>> start Extracted records

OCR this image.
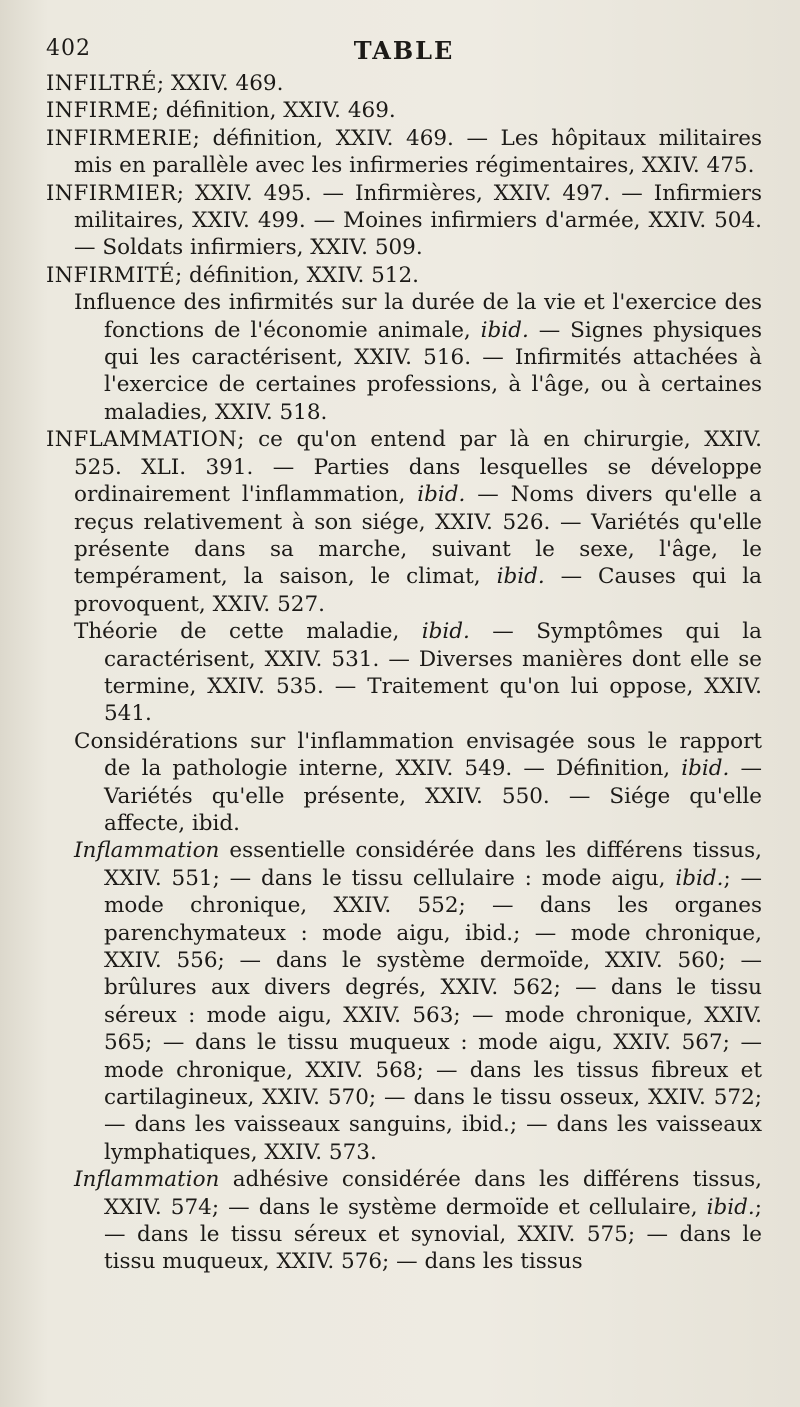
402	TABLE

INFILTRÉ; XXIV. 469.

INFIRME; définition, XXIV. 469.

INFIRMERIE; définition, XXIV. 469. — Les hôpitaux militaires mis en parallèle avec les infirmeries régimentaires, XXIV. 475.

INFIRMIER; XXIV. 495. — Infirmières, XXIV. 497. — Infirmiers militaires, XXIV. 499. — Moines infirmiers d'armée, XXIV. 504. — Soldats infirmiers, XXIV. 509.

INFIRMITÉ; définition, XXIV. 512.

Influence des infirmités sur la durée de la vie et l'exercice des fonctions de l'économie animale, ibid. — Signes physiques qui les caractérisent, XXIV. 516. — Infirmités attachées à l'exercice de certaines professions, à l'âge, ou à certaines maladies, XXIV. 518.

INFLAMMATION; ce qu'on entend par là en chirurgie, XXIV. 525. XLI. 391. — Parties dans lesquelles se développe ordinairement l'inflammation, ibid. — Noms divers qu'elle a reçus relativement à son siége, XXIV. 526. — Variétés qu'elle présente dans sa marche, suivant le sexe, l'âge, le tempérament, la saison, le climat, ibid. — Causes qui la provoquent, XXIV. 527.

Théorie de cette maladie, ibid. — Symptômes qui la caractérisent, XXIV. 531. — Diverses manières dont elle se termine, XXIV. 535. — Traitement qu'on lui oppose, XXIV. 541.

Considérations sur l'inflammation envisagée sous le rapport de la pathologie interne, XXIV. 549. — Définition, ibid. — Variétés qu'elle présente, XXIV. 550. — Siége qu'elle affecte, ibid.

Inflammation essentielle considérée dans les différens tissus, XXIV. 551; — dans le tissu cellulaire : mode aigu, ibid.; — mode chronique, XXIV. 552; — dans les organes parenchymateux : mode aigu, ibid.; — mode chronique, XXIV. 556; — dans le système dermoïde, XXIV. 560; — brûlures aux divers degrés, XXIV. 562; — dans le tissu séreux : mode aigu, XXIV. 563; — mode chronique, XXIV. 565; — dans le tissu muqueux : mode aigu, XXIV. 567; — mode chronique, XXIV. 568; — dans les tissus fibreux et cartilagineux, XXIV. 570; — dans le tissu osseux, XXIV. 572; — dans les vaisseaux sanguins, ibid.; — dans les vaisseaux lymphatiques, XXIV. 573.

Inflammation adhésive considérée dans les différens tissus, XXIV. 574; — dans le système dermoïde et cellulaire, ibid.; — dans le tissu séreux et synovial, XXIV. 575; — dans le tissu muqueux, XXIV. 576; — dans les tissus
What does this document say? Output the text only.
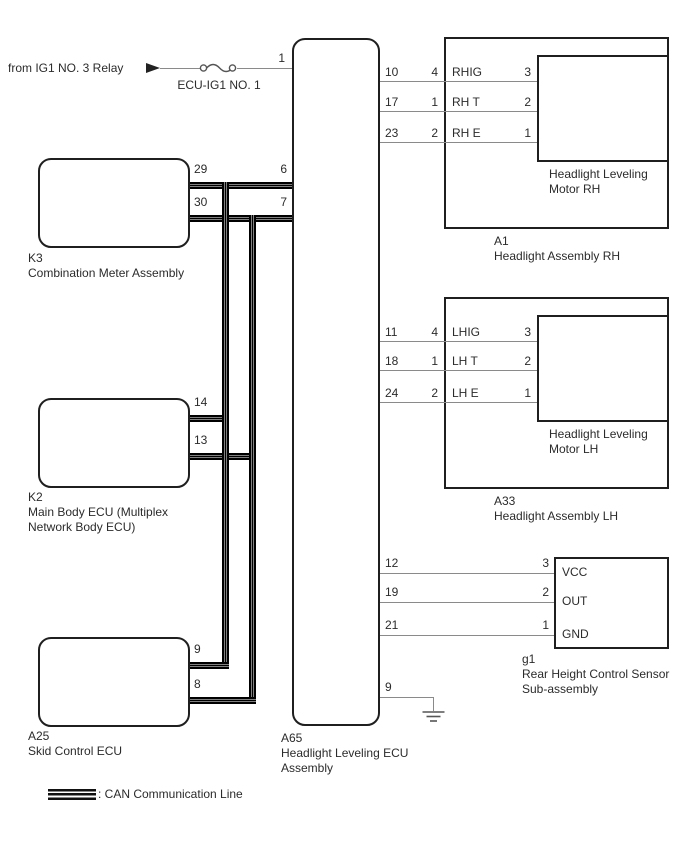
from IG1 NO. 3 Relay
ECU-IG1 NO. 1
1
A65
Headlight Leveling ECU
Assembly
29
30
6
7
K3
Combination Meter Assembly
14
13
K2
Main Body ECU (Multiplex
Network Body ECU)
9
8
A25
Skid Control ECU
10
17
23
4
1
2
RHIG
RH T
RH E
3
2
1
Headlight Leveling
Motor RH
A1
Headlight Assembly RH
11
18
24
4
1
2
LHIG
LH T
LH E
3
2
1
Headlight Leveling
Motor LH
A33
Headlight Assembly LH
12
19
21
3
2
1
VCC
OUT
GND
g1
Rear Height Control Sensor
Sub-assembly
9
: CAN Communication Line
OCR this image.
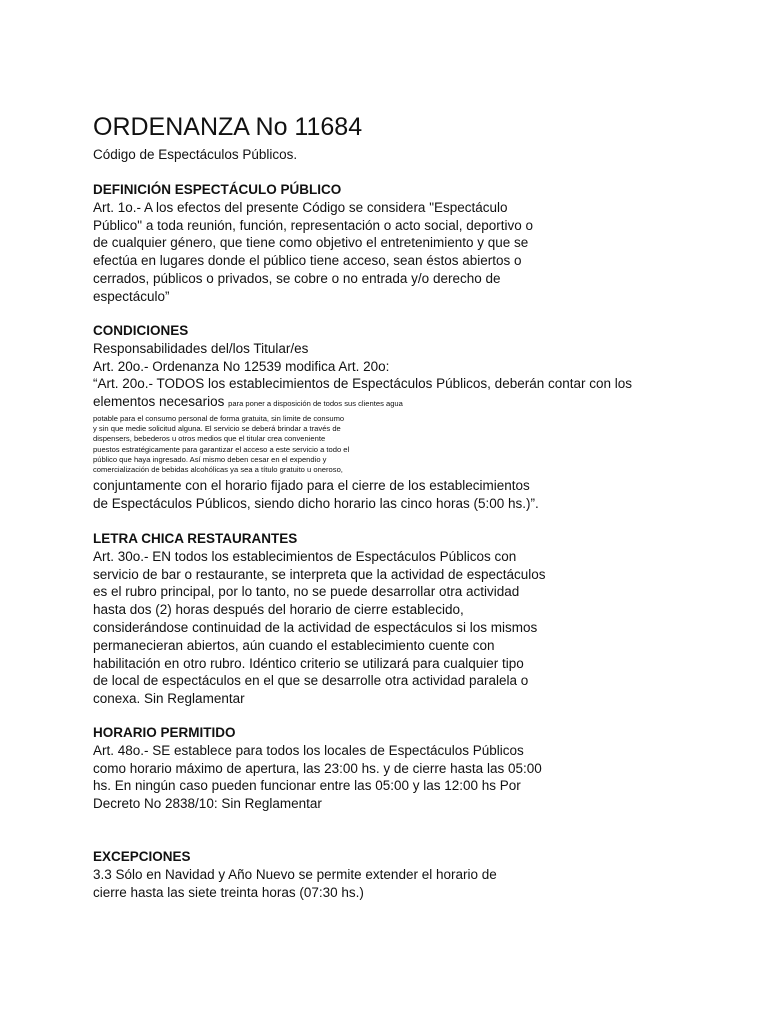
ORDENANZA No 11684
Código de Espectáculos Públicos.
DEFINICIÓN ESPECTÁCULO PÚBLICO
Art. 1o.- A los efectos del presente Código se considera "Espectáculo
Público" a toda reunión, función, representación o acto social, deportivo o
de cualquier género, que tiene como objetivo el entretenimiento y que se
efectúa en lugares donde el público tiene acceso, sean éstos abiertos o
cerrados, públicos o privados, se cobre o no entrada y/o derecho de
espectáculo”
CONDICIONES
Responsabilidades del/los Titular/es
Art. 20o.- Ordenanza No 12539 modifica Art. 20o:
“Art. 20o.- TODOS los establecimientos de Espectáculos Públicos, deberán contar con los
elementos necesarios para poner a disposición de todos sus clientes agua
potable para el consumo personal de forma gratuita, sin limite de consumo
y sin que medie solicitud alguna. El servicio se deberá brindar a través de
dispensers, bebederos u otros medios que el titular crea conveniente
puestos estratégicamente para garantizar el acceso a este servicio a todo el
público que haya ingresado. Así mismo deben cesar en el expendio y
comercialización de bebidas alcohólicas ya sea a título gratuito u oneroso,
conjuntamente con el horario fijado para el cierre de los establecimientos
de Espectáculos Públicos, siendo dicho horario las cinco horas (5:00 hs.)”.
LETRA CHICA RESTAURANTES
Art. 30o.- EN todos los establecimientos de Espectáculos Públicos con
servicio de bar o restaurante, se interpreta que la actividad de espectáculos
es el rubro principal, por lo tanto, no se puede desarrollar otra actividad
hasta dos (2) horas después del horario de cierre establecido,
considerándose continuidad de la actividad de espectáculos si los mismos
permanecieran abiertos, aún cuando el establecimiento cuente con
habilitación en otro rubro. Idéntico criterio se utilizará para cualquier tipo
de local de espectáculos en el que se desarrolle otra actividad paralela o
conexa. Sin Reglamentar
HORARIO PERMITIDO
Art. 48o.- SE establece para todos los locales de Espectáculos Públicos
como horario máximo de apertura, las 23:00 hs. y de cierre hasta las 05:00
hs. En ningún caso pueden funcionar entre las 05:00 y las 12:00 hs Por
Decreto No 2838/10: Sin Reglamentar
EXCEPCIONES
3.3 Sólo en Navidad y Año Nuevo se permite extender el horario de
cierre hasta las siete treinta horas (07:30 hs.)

>> end Extracted records
>> start Extracted records

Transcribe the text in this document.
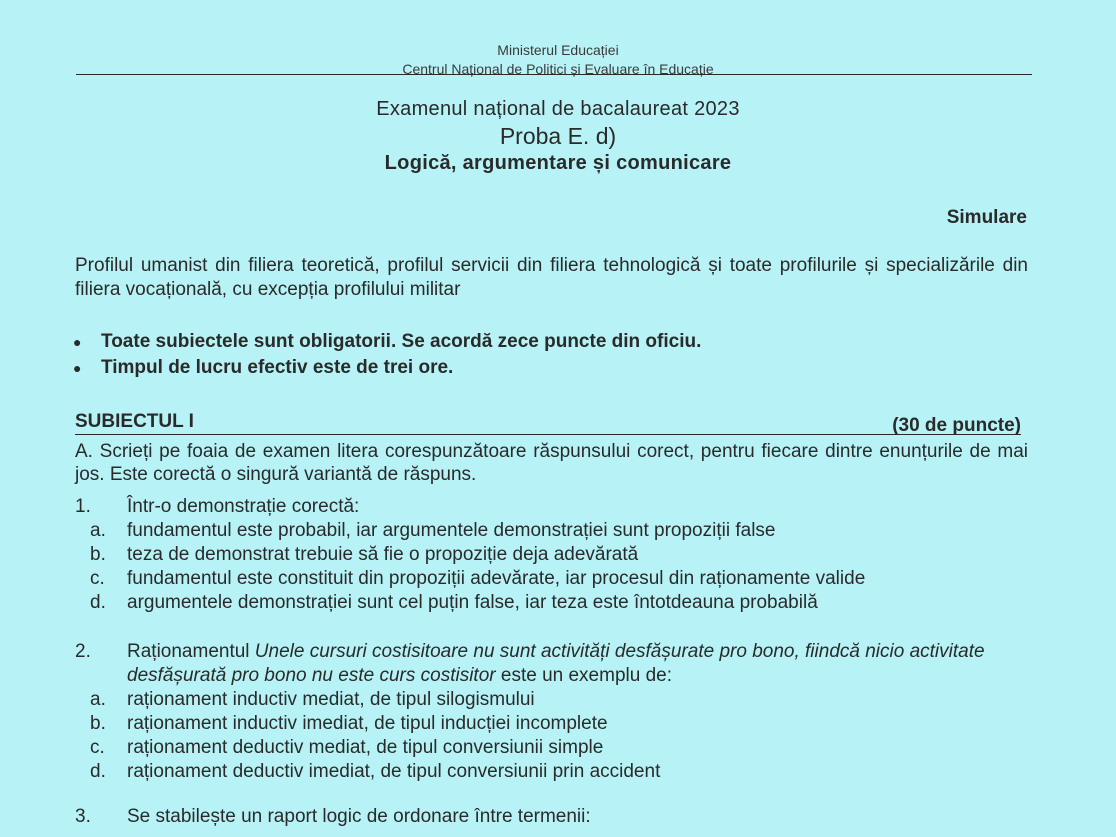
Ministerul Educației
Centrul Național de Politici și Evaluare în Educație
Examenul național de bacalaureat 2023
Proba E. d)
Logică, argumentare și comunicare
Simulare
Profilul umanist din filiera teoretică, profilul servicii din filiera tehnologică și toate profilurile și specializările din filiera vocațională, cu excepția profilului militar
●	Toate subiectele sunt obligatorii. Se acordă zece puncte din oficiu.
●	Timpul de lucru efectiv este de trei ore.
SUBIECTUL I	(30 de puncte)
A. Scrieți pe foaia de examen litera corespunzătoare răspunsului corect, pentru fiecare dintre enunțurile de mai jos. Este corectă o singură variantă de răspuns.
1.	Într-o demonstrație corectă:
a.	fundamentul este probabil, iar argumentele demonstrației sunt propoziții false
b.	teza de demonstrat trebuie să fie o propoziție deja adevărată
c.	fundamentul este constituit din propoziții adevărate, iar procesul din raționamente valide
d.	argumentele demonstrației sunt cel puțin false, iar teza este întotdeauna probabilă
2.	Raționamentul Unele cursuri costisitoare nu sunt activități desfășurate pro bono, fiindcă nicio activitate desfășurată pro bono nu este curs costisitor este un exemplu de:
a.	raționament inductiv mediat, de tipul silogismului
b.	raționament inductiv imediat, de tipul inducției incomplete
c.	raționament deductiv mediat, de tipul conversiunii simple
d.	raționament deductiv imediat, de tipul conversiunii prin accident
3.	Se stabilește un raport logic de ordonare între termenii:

>> end Extracted records
>> start Extracted records

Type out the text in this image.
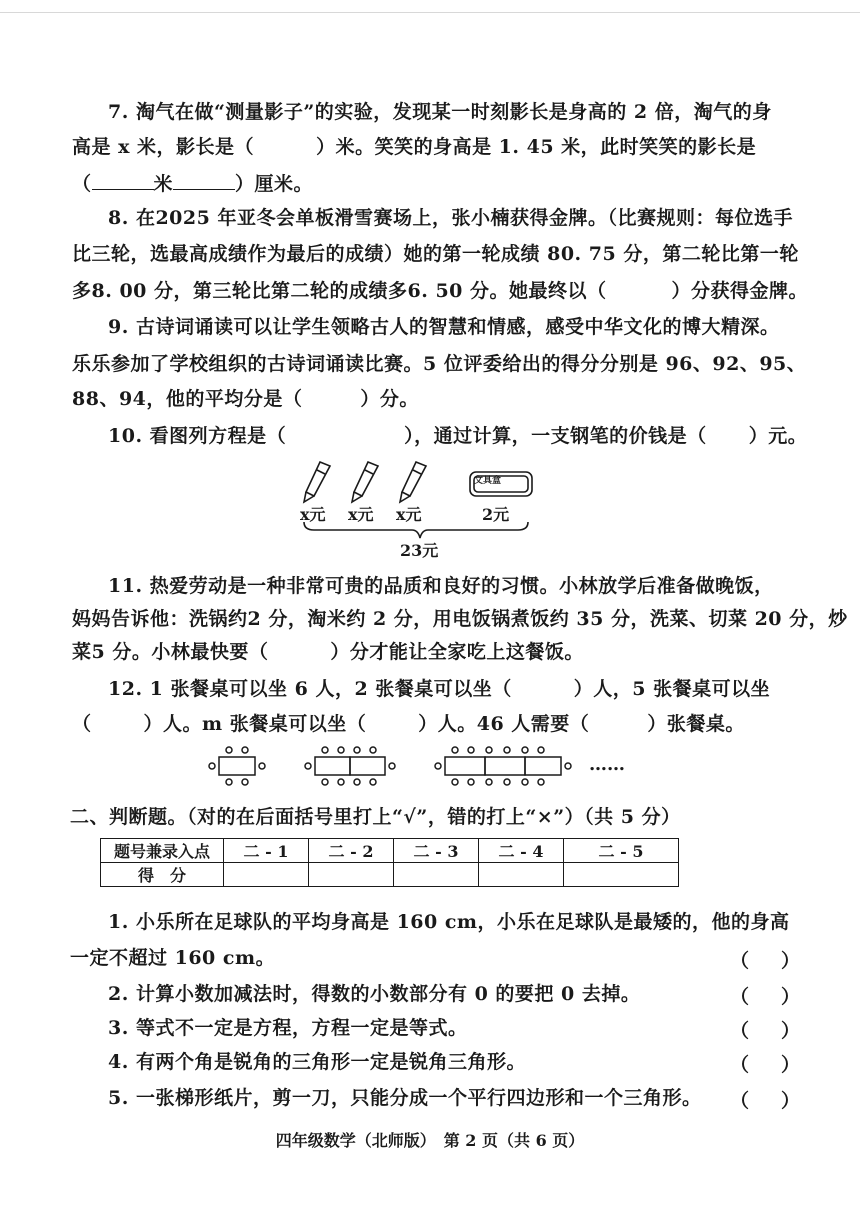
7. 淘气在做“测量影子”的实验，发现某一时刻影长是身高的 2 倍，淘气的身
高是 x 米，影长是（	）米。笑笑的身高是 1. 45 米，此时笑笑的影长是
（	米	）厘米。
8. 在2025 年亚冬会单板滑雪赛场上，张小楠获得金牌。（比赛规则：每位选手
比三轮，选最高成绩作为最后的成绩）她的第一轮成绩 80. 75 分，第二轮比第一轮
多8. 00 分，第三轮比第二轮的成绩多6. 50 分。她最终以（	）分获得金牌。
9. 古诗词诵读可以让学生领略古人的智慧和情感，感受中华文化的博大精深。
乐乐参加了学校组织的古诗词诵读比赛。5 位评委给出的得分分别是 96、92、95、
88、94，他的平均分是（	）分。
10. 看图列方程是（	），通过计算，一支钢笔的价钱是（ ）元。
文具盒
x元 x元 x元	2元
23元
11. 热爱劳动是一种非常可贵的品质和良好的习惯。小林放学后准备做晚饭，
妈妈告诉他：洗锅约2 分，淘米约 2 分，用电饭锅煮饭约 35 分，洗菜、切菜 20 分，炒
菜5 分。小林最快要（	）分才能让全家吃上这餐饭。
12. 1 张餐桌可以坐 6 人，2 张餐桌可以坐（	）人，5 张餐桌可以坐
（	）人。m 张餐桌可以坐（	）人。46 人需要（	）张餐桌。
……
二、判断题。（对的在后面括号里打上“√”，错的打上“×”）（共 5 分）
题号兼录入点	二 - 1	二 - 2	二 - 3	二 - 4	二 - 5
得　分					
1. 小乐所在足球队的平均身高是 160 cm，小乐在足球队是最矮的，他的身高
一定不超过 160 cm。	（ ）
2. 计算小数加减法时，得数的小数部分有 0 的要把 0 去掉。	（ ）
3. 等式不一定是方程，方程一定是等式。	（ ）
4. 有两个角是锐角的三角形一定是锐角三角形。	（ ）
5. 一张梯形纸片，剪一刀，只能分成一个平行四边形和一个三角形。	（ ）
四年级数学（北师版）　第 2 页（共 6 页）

>> end Extracted records

## Work to be completed
Say, as a number only, how many lines of the data contain "Body".

## Finished answer
2